Without any of the pictures, set down the data below exactly.

____________

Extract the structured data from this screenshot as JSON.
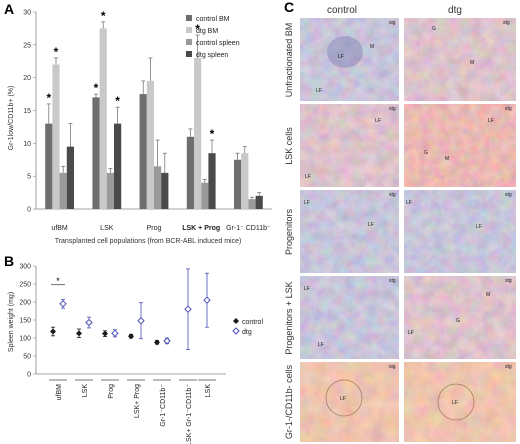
{
  "panels": {
    "A": {
      "letter": "A",
      "ylabel": "Gr-1low/CD11b+ (%)",
      "xlabel": "Transplanted cell populations (from BCR-ABL induced mice)",
      "legend": [
        "control BM",
        "dtg BM",
        "control spleen",
        "dtg spleen"
      ]
    },
    "B": {
      "letter": "B",
      "ylabel": "Spleen weight (mg)",
      "legend": [
        "control",
        "dtg"
      ],
      "significance": "*"
    },
    "C": {
      "letter": "C",
      "col_headers": [
        "control",
        "dtg"
      ],
      "row_labels": [
        "Unfractionated BM",
        "LSK cells",
        "Progenitors",
        "Progenitors + LSK",
        "Gr-1-/CD11b- cells"
      ],
      "image_tags": [
        "LF",
        "M",
        "G",
        "sig",
        "stg"
      ]
    }
  },
  "colors": {
    "control_bm": "#6e6e6e",
    "dtg_bm": "#c9c9c9",
    "control_spleen": "#9a9a9a",
    "dtg_spleen": "#4a4a4a",
    "control_marker": "#1a1a1a",
    "dtg_marker": "#4a4fb5"
  },
  "chart_data": [
    {
      "type": "bar",
      "title": "",
      "ylabel": "Gr-1low/CD11b+ (%)",
      "xlabel": "Transplanted cell populations (from BCR-ABL induced mice)",
      "ylim": [
        0,
        30
      ],
      "yticks": [
        0,
        5,
        10,
        15,
        20,
        25,
        30
      ],
      "categories": [
        "ufBM",
        "LSK",
        "Prog",
        "LSK + Prog",
        "Gr-1⁻ CD11b⁻"
      ],
      "series": [
        {
          "name": "control BM",
          "values": [
            13,
            17,
            17.5,
            11,
            7.5
          ],
          "errors": [
            3,
            0.5,
            2,
            1.2,
            1
          ]
        },
        {
          "name": "dtg BM",
          "values": [
            22,
            27.5,
            19.5,
            23,
            8.5
          ],
          "errors": [
            1,
            1,
            3.5,
            3.5,
            1
          ]
        },
        {
          "name": "control spleen",
          "values": [
            5.5,
            5.5,
            6.5,
            4,
            1.5
          ],
          "errors": [
            1,
            0.7,
            4,
            0.5,
            0.3
          ]
        },
        {
          "name": "dtg spleen",
          "values": [
            9.5,
            13,
            5.5,
            8.5,
            2
          ],
          "errors": [
            3.5,
            2.5,
            3,
            2,
            0.5
          ]
        }
      ],
      "significance": [
        [
          1,
          1,
          0,
          0
        ],
        [
          1,
          1,
          0,
          1
        ],
        [
          0,
          0,
          0,
          0
        ],
        [
          0,
          1,
          0,
          1
        ],
        [
          0,
          0,
          0,
          0
        ]
      ],
      "legend_position": "top-right"
    },
    {
      "type": "scatter",
      "ylabel": "Spleen weight (mg)",
      "ylim": [
        0,
        300
      ],
      "yticks": [
        0,
        50,
        100,
        150,
        200,
        250,
        300
      ],
      "categories": [
        "ufBM",
        "LSK",
        "Prog",
        "LSK+ Prog",
        "Gr-1⁻CD11b⁻",
        "LSK+ Gr-1⁻CD11b⁻",
        "LSK"
      ],
      "series": [
        {
          "name": "control",
          "values": [
            118,
            113,
            112,
            105,
            88
          ],
          "errors": [
            12,
            12,
            8,
            5,
            5
          ]
        },
        {
          "name": "dtg",
          "values": [
            195,
            143,
            113,
            148,
            92,
            180,
            205
          ],
          "errors": [
            12,
            15,
            10,
            50,
            8,
            112,
            75
          ]
        }
      ],
      "legend_position": "right"
    }
  ]
}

____________

Exercise answer:
Extract the structured data from this screenshot as JSON.
{
  "panels": {
    "A": {
      "letter": "A",
      "ylabel": "Gr-1low/CD11b+ (%)",
      "xlabel": "Transplanted cell populations (from BCR-ABL induced mice)",
      "legend": [
        "control BM",
        "dtg BM",
        "control spleen",
        "dtg spleen"
      ]
    },
    "B": {
      "letter": "B",
      "ylabel": "Spleen weight (mg)",
      "legend": [
        "control",
        "dtg"
      ],
      "significance": "*"
    },
    "C": {
      "letter": "C",
      "col_headers": [
        "control",
        "dtg"
      ],
      "row_labels": [
        "Unfractionated BM",
        "LSK cells",
        "Progenitors",
        "Progenitors + LSK",
        "Gr-1-/CD11b- cells"
      ],
      "image_tags": [
        "LF",
        "M",
        "G",
        "sig",
        "stg"
      ]
    }
  },
  "colors": {
    "control_bm": "#6e6e6e",
    "dtg_bm": "#c9c9c9",
    "control_spleen": "#9a9a9a",
    "dtg_spleen": "#4a4a4a",
    "control_marker": "#1a1a1a",
    "dtg_marker": "#4a4fb5"
  },
  "chart_data": [
    {
      "type": "bar",
      "title": "",
      "ylabel": "Gr-1low/CD11b+ (%)",
      "xlabel": "Transplanted cell populations (from BCR-ABL induced mice)",
      "ylim": [
        0,
        30
      ],
      "yticks": [
        0,
        5,
        10,
        15,
        20,
        25,
        30
      ],
      "categories": [
        "ufBM",
        "LSK",
        "Prog",
        "LSK + Prog",
        "Gr-1⁻ CD11b⁻"
      ],
      "series": [
        {
          "name": "control BM",
          "values": [
            13,
            17,
            17.5,
            11,
            7.5
          ],
          "errors": [
            3,
            0.5,
            2,
            1.2,
            1
          ]
        },
        {
          "name": "dtg BM",
          "values": [
            22,
            27.5,
            19.5,
            23,
            8.5
          ],
          "errors": [
            1,
            1,
            3.5,
            3.5,
            1
          ]
        },
        {
          "name": "control spleen",
          "values": [
            5.5,
            5.5,
            6.5,
            4,
            1.5
          ],
          "errors": [
            1,
            0.7,
            4,
            0.5,
            0.3
          ]
        },
        {
          "name": "dtg spleen",
          "values": [
            9.5,
            13,
            5.5,
            8.5,
            2
          ],
          "errors": [
            3.5,
            2.5,
            3,
            2,
            0.5
          ]
        }
      ],
      "significance": [
        [
          1,
          1,
          0,
          0
        ],
        [
          1,
          1,
          0,
          1
        ],
        [
          0,
          0,
          0,
          0
        ],
        [
          0,
          1,
          0,
          1
        ],
        [
          0,
          0,
          0,
          0
        ]
      ],
      "legend_position": "top-right"
    },
    {
      "type": "scatter",
      "ylabel": "Spleen weight (mg)",
      "ylim": [
        0,
        300
      ],
      "yticks": [
        0,
        50,
        100,
        150,
        200,
        250,
        300
      ],
      "categories": [
        "ufBM",
        "LSK",
        "Prog",
        "LSK+ Prog",
        "Gr-1⁻CD11b⁻",
        "LSK+ Gr-1⁻CD11b⁻",
        "LSK"
      ],
      "series": [
        {
          "name": "control",
          "values": [
            118,
            113,
            112,
            105,
            88
          ],
          "errors": [
            12,
            12,
            8,
            5,
            5
          ]
        },
        {
          "name": "dtg",
          "values": [
            195,
            143,
            113,
            148,
            92,
            180,
            205
          ],
          "errors": [
            12,
            15,
            10,
            50,
            8,
            112,
            75
          ]
        }
      ],
      "legend_position": "right"
    }
  ]
}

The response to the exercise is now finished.